# Task
Reproduce the lines of the material exactly, excluding every image.

Records that describe figures:

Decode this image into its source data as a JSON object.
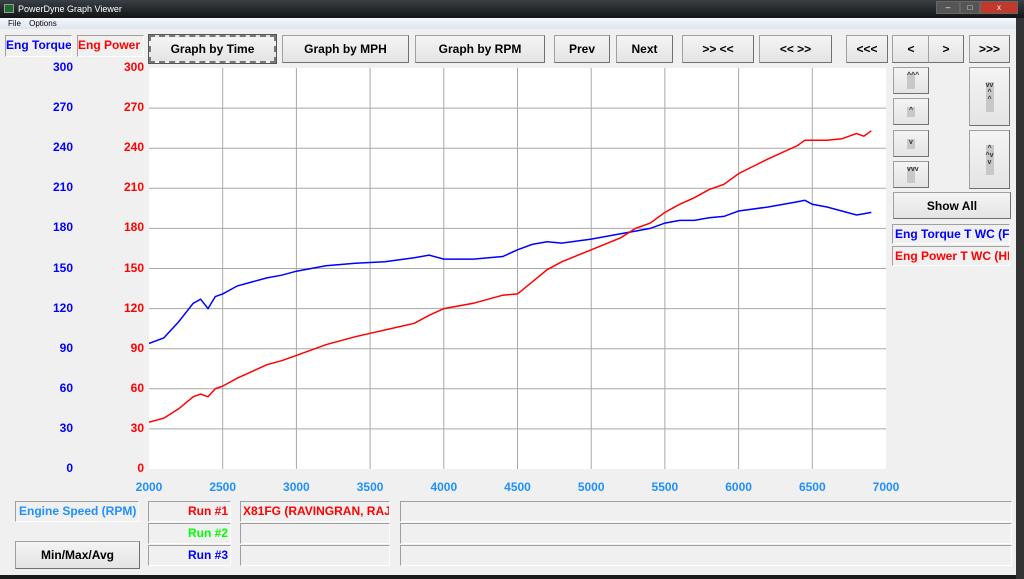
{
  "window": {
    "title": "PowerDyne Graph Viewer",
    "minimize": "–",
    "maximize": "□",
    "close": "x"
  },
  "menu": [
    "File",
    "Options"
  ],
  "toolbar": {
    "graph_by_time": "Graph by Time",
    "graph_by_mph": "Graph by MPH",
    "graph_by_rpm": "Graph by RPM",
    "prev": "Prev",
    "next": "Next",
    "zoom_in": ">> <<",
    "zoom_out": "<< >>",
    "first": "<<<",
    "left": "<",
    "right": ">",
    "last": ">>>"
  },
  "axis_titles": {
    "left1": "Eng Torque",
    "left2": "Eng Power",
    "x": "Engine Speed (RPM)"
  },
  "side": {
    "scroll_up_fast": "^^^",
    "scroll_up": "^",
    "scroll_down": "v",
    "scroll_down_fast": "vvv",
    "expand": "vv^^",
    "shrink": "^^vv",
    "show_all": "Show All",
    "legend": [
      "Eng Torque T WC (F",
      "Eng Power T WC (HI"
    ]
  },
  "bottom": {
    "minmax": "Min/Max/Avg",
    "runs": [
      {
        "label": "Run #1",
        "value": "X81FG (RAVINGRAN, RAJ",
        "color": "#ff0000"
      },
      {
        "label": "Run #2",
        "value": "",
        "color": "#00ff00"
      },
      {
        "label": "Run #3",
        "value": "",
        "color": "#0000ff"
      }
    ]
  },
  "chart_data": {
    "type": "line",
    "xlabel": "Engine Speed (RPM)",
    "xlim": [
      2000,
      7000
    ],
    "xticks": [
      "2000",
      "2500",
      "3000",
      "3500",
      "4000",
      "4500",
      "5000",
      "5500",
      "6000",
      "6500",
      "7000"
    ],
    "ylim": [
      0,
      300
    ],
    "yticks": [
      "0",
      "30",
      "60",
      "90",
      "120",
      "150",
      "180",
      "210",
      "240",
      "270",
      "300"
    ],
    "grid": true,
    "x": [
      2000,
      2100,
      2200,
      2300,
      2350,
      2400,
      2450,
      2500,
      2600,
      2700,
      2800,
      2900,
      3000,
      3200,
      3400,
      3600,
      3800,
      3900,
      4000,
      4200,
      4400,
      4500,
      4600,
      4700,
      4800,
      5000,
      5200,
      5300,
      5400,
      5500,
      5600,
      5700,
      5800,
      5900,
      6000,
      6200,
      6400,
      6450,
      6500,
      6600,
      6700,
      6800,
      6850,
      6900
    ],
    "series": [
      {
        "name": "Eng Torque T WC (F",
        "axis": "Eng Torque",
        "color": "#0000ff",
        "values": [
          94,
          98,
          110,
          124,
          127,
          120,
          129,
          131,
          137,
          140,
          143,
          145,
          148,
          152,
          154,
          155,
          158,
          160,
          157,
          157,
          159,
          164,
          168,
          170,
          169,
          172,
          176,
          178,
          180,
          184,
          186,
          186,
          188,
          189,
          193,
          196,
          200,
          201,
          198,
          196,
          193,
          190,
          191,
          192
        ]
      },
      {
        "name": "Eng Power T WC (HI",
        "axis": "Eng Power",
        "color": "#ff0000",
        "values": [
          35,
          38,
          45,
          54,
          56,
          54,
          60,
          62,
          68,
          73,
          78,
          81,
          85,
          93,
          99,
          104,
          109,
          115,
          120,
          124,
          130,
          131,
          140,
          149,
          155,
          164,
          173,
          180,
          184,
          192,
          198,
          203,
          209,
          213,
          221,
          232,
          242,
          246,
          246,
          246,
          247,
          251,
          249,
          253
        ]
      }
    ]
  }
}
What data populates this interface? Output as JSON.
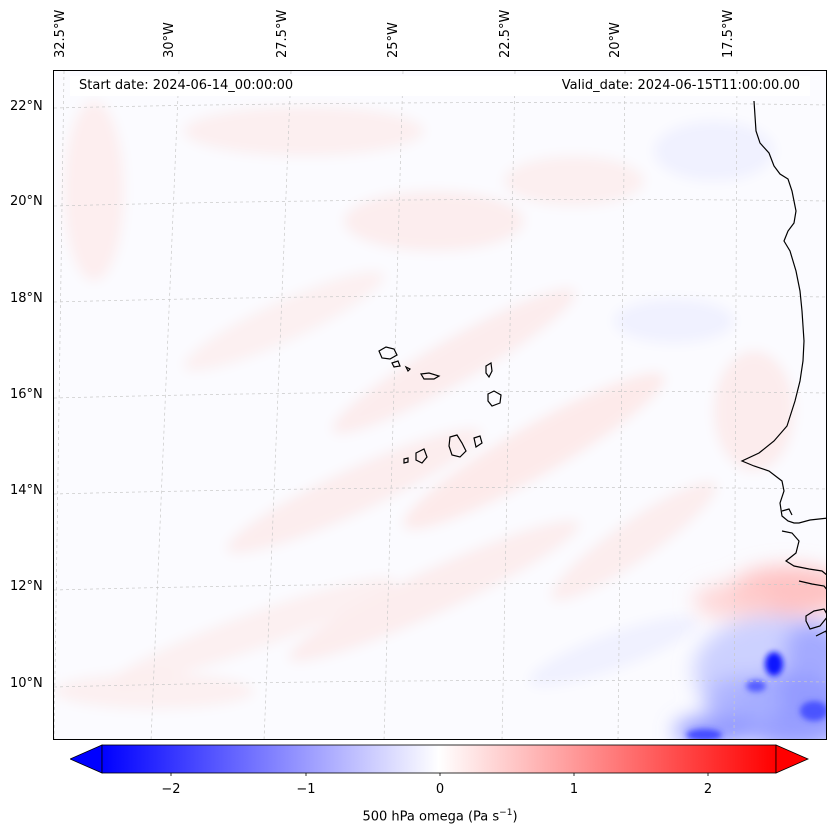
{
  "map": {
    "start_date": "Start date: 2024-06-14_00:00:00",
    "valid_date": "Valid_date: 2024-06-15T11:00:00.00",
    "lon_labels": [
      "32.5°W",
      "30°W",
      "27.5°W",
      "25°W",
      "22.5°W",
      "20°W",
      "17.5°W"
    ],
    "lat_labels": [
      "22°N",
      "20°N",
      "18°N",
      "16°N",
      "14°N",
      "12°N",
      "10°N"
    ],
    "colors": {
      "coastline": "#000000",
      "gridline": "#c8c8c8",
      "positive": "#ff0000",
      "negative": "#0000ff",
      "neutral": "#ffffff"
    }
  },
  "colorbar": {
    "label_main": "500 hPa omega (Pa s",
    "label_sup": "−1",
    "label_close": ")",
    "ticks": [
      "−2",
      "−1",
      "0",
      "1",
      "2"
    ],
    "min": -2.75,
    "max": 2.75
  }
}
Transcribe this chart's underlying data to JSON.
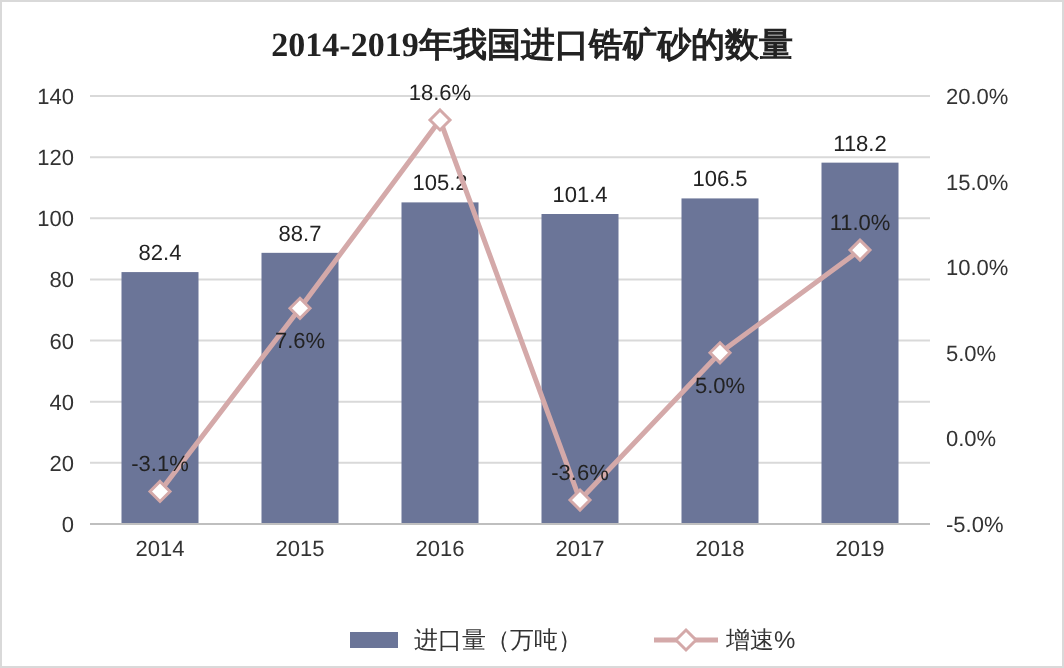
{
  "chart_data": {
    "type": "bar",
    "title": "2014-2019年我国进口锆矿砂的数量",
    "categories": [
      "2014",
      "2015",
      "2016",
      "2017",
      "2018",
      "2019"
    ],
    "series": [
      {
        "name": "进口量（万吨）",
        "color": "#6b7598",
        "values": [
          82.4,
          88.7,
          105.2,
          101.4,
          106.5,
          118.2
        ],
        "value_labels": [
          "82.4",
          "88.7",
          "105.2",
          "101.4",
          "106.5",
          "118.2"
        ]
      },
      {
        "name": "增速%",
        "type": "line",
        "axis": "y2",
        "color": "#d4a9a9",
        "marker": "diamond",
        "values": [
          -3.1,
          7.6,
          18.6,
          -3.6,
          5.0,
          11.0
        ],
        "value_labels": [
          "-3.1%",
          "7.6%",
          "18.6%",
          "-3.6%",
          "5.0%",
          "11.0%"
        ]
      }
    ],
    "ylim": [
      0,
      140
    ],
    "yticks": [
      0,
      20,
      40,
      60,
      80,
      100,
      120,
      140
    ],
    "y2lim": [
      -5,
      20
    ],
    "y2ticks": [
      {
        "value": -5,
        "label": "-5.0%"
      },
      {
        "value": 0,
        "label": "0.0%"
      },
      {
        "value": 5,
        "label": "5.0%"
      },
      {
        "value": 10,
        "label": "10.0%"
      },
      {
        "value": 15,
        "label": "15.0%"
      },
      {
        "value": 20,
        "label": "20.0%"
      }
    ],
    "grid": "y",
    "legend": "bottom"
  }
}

# Reply to the task
Decode this image into its source data as a JSON object.
{
  "window": {
    "title": "PowerDyne Graph Viewer",
    "minimize": "–",
    "maximize": "□",
    "close": "x"
  },
  "menu": [
    "File",
    "Options"
  ],
  "toolbar": {
    "graph_by_time": "Graph by Time",
    "graph_by_mph": "Graph by MPH",
    "graph_by_rpm": "Graph by RPM",
    "prev": "Prev",
    "next": "Next",
    "zoom_in": ">> <<",
    "zoom_out": "<< >>",
    "first": "<<<",
    "left": "<",
    "right": ">",
    "last": ">>>"
  },
  "axis_titles": {
    "left1": "Eng Torque",
    "left2": "Eng Power",
    "x": "Engine Speed (RPM)"
  },
  "side": {
    "scroll_up_fast": "^^^",
    "scroll_up": "^",
    "scroll_down": "v",
    "scroll_down_fast": "vvv",
    "expand": "vv^^",
    "shrink": "^^vv",
    "show_all": "Show All",
    "legend": [
      "Eng Torque T WC (F",
      "Eng Power T WC (HI"
    ]
  },
  "bottom": {
    "minmax": "Min/Max/Avg",
    "runs": [
      {
        "label": "Run #1",
        "value": "X81FG (RAVINGRAN, RAJ",
        "color": "#ff0000"
      },
      {
        "label": "Run #2",
        "value": "",
        "color": "#00ff00"
      },
      {
        "label": "Run #3",
        "value": "",
        "color": "#0000ff"
      }
    ]
  },
  "chart_data": {
    "type": "line",
    "xlabel": "Engine Speed (RPM)",
    "xlim": [
      2000,
      7000
    ],
    "xticks": [
      "2000",
      "2500",
      "3000",
      "3500",
      "4000",
      "4500",
      "5000",
      "5500",
      "6000",
      "6500",
      "7000"
    ],
    "ylim": [
      0,
      300
    ],
    "yticks": [
      "0",
      "30",
      "60",
      "90",
      "120",
      "150",
      "180",
      "210",
      "240",
      "270",
      "300"
    ],
    "grid": true,
    "x": [
      2000,
      2100,
      2200,
      2300,
      2350,
      2400,
      2450,
      2500,
      2600,
      2700,
      2800,
      2900,
      3000,
      3200,
      3400,
      3600,
      3800,
      3900,
      4000,
      4200,
      4400,
      4500,
      4600,
      4700,
      4800,
      5000,
      5200,
      5300,
      5400,
      5500,
      5600,
      5700,
      5800,
      5900,
      6000,
      6200,
      6400,
      6450,
      6500,
      6600,
      6700,
      6800,
      6850,
      6900
    ],
    "series": [
      {
        "name": "Eng Torque T WC (F",
        "axis": "Eng Torque",
        "color": "#0000ff",
        "values": [
          94,
          98,
          110,
          124,
          127,
          120,
          129,
          131,
          137,
          140,
          143,
          145,
          148,
          152,
          154,
          155,
          158,
          160,
          157,
          157,
          159,
          164,
          168,
          170,
          169,
          172,
          176,
          178,
          180,
          184,
          186,
          186,
          188,
          189,
          193,
          196,
          200,
          201,
          198,
          196,
          193,
          190,
          191,
          192
        ]
      },
      {
        "name": "Eng Power T WC (HI",
        "axis": "Eng Power",
        "color": "#ff0000",
        "values": [
          35,
          38,
          45,
          54,
          56,
          54,
          60,
          62,
          68,
          73,
          78,
          81,
          85,
          93,
          99,
          104,
          109,
          115,
          120,
          124,
          130,
          131,
          140,
          149,
          155,
          164,
          173,
          180,
          184,
          192,
          198,
          203,
          209,
          213,
          221,
          232,
          242,
          246,
          246,
          246,
          247,
          251,
          249,
          253
        ]
      }
    ]
  }
}
What data populates this interface? Output as JSON.
{
  "map": {
    "start_date": "Start date: 2024-06-14_00:00:00",
    "valid_date": "Valid_date: 2024-06-15T11:00:00.00",
    "lon_labels": [
      "32.5°W",
      "30°W",
      "27.5°W",
      "25°W",
      "22.5°W",
      "20°W",
      "17.5°W"
    ],
    "lat_labels": [
      "22°N",
      "20°N",
      "18°N",
      "16°N",
      "14°N",
      "12°N",
      "10°N"
    ],
    "colors": {
      "coastline": "#000000",
      "gridline": "#c8c8c8",
      "positive": "#ff0000",
      "negative": "#0000ff",
      "neutral": "#ffffff"
    }
  },
  "colorbar": {
    "label_main": "500 hPa omega (Pa s",
    "label_sup": "−1",
    "label_close": ")",
    "ticks": [
      "−2",
      "−1",
      "0",
      "1",
      "2"
    ],
    "min": -2.75,
    "max": 2.75
  }
}
Transcribe this chart's underlying data to JSON.
{
  "chart_data": {
    "type": "bar",
    "title": "2014-2019年我国进口锆矿砂的数量",
    "categories": [
      "2014",
      "2015",
      "2016",
      "2017",
      "2018",
      "2019"
    ],
    "series": [
      {
        "name": "进口量（万吨）",
        "color": "#6b7598",
        "values": [
          82.4,
          88.7,
          105.2,
          101.4,
          106.5,
          118.2
        ],
        "value_labels": [
          "82.4",
          "88.7",
          "105.2",
          "101.4",
          "106.5",
          "118.2"
        ]
      },
      {
        "name": "增速%",
        "type": "line",
        "axis": "y2",
        "color": "#d4a9a9",
        "marker": "diamond",
        "values": [
          -3.1,
          7.6,
          18.6,
          -3.6,
          5.0,
          11.0
        ],
        "value_labels": [
          "-3.1%",
          "7.6%",
          "18.6%",
          "-3.6%",
          "5.0%",
          "11.0%"
        ]
      }
    ],
    "ylim": [
      0,
      140
    ],
    "yticks": [
      0,
      20,
      40,
      60,
      80,
      100,
      120,
      140
    ],
    "y2lim": [
      -5,
      20
    ],
    "y2ticks": [
      {
        "value": -5,
        "label": "-5.0%"
      },
      {
        "value": 0,
        "label": "0.0%"
      },
      {
        "value": 5,
        "label": "5.0%"
      },
      {
        "value": 10,
        "label": "10.0%"
      },
      {
        "value": 15,
        "label": "15.0%"
      },
      {
        "value": 20,
        "label": "20.0%"
      }
    ],
    "grid": "y",
    "legend": "bottom"
  }
}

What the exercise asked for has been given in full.